- PROBLEM DESCRIPTION -
Write out each line that follows exactly as it stands, without the pictures.
□ □ □ □ □ □ □
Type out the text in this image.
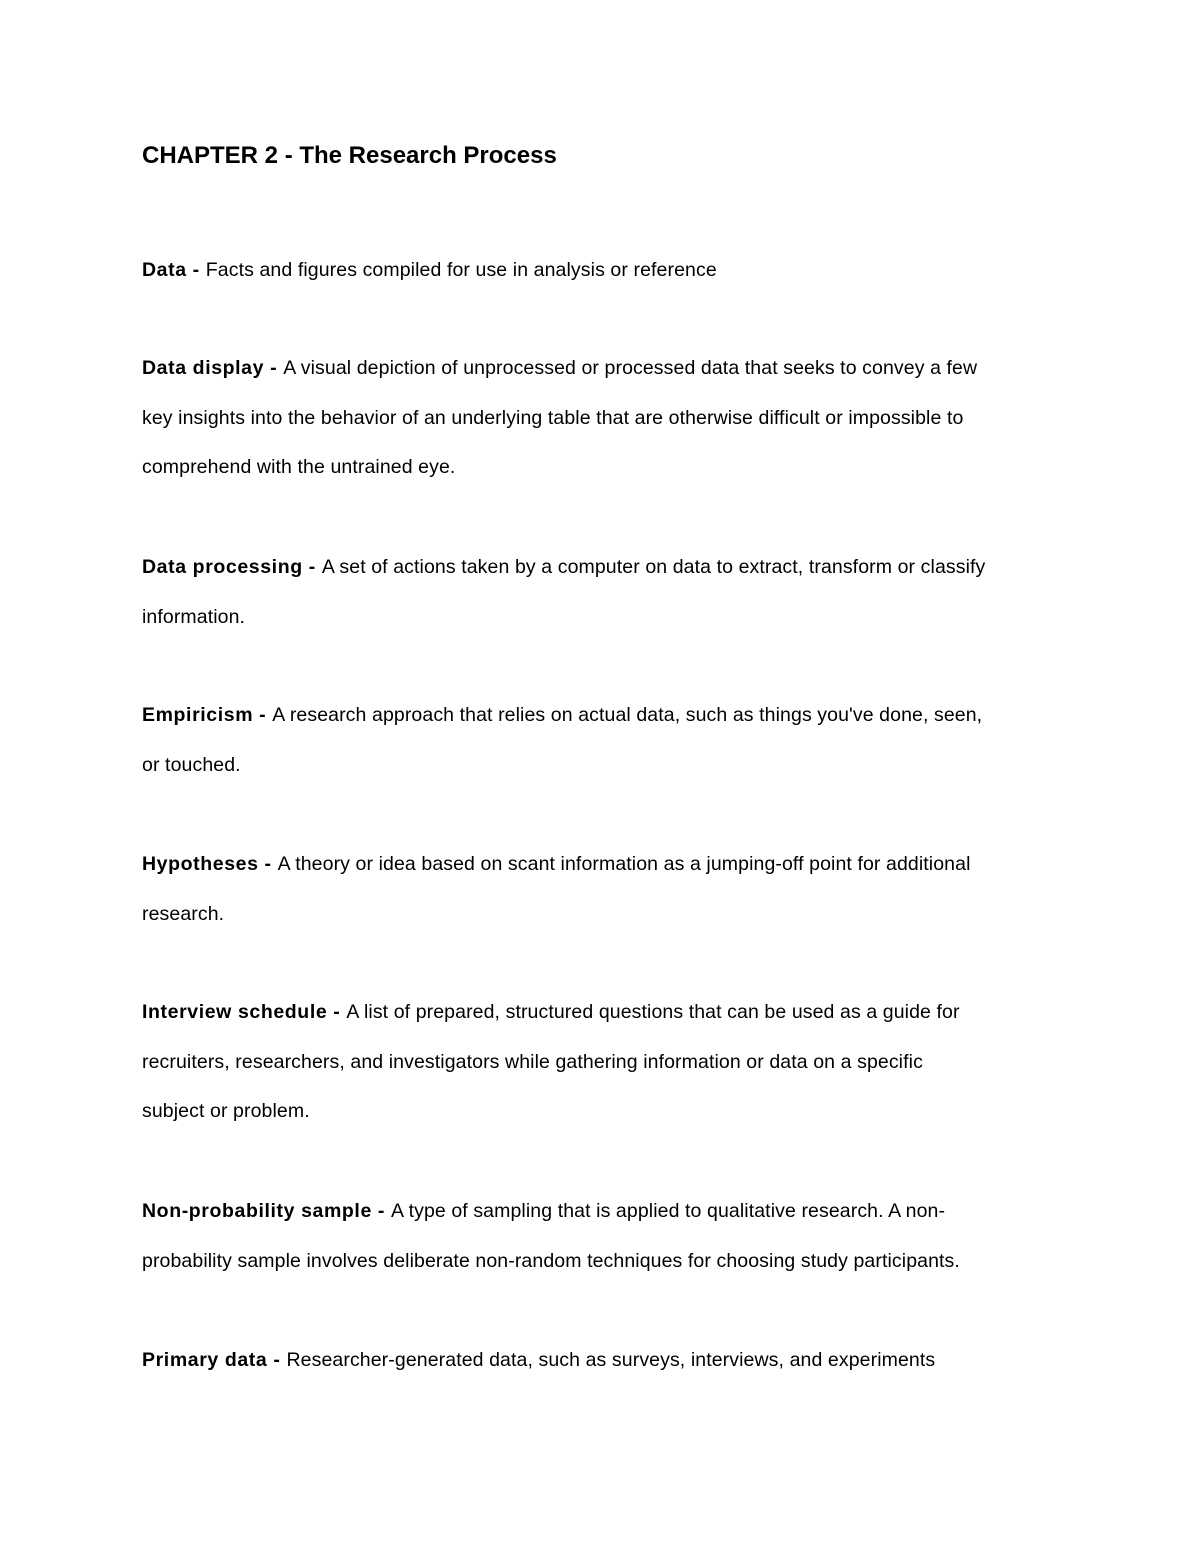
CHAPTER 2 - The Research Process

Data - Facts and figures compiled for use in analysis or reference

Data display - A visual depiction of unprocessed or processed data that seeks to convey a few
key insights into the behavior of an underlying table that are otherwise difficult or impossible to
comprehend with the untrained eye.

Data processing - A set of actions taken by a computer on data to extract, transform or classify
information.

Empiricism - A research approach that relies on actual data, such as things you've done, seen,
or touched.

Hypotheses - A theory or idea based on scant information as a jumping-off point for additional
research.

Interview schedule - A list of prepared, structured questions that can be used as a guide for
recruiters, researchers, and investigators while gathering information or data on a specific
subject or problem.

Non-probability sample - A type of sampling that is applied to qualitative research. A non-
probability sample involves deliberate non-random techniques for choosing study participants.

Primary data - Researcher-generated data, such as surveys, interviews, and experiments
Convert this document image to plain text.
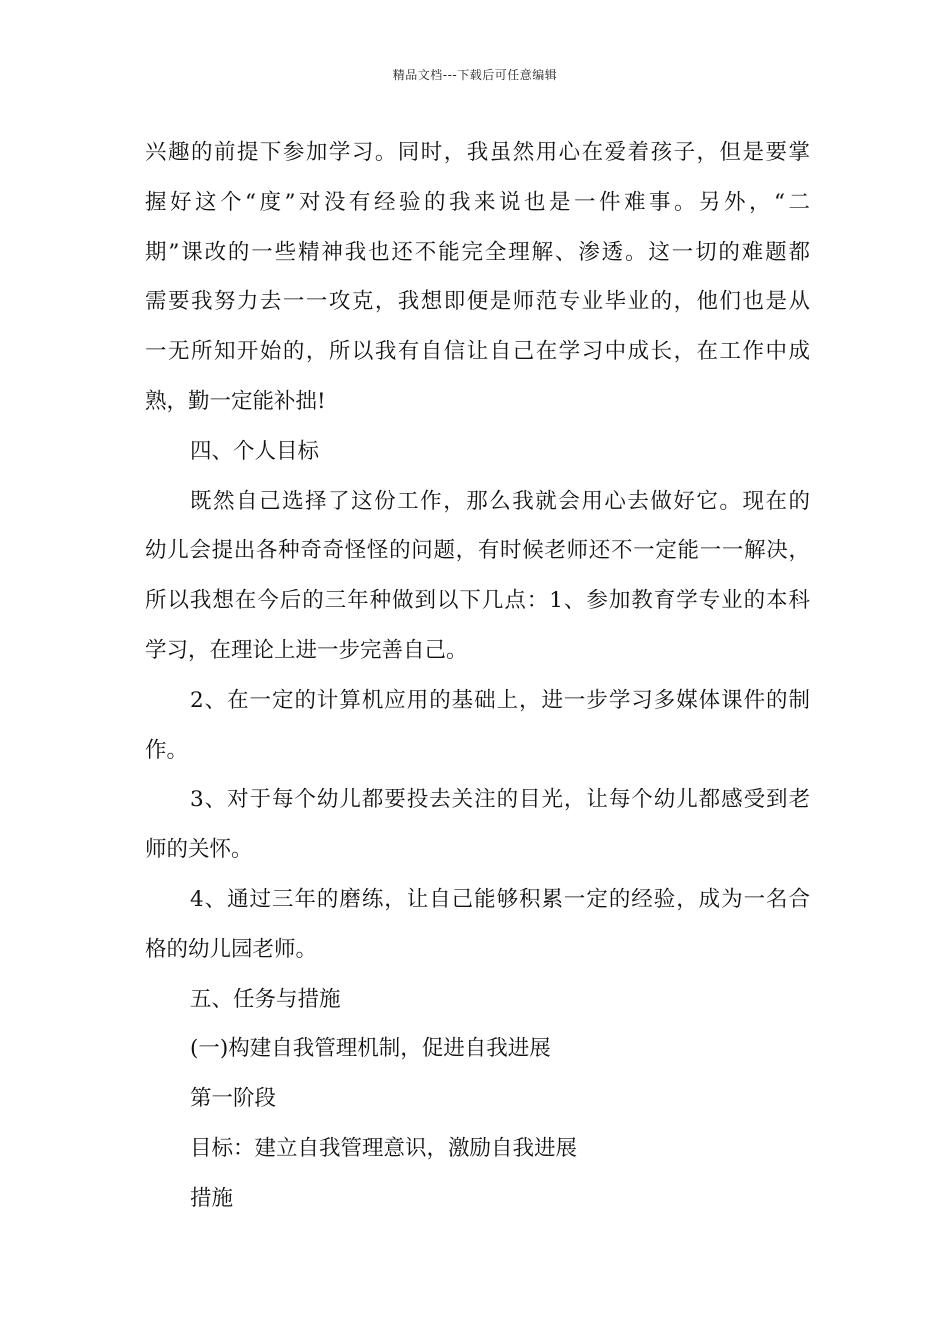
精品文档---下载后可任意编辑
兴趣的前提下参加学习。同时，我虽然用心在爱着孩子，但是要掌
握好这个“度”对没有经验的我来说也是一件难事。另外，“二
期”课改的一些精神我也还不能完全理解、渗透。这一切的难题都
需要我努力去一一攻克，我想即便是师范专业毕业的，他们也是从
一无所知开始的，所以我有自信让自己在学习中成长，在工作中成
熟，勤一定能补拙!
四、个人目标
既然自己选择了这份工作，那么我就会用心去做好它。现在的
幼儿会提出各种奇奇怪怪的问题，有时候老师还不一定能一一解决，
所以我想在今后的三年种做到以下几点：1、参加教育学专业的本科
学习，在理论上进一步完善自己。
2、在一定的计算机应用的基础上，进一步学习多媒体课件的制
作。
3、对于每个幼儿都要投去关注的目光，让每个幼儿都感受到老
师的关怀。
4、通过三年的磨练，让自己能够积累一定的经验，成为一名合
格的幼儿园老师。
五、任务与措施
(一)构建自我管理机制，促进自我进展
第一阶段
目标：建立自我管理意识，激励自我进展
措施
□ □ □ □ □ □ □
- FINISHED TASK -
Type out the text in this image.
CHAPTER 2 - The Research Process

Data - Facts and figures compiled for use in analysis or reference

Data display - A visual depiction of unprocessed or processed data that seeks to convey a few
key insights into the behavior of an underlying table that are otherwise difficult or impossible to
comprehend with the untrained eye.

Data processing - A set of actions taken by a computer on data to extract, transform or classify
information.

Empiricism - A research approach that relies on actual data, such as things you've done, seen,
or touched.

Hypotheses - A theory or idea based on scant information as a jumping-off point for additional
research.

Interview schedule - A list of prepared, structured questions that can be used as a guide for
recruiters, researchers, and investigators while gathering information or data on a specific
subject or problem.

Non-probability sample - A type of sampling that is applied to qualitative research. A non-
probability sample involves deliberate non-random techniques for choosing study participants.

Primary data - Researcher-generated data, such as surveys, interviews, and experiments
Convert this document image to plain text.
精品文档---下载后可任意编辑
兴趣的前提下参加学习。同时，我虽然用心在爱着孩子，但是要掌
握好这个“度”对没有经验的我来说也是一件难事。另外，“二
期”课改的一些精神我也还不能完全理解、渗透。这一切的难题都
需要我努力去一一攻克，我想即便是师范专业毕业的，他们也是从
一无所知开始的，所以我有自信让自己在学习中成长，在工作中成
熟，勤一定能补拙!
四、个人目标
既然自己选择了这份工作，那么我就会用心去做好它。现在的
幼儿会提出各种奇奇怪怪的问题，有时候老师还不一定能一一解决，
所以我想在今后的三年种做到以下几点：1、参加教育学专业的本科
学习，在理论上进一步完善自己。
2、在一定的计算机应用的基础上，进一步学习多媒体课件的制
作。
3、对于每个幼儿都要投去关注的目光，让每个幼儿都感受到老
师的关怀。
4、通过三年的磨练，让自己能够积累一定的经验，成为一名合
格的幼儿园老师。
五、任务与措施
(一)构建自我管理机制，促进自我进展
第一阶段
目标：建立自我管理意识，激励自我进展
措施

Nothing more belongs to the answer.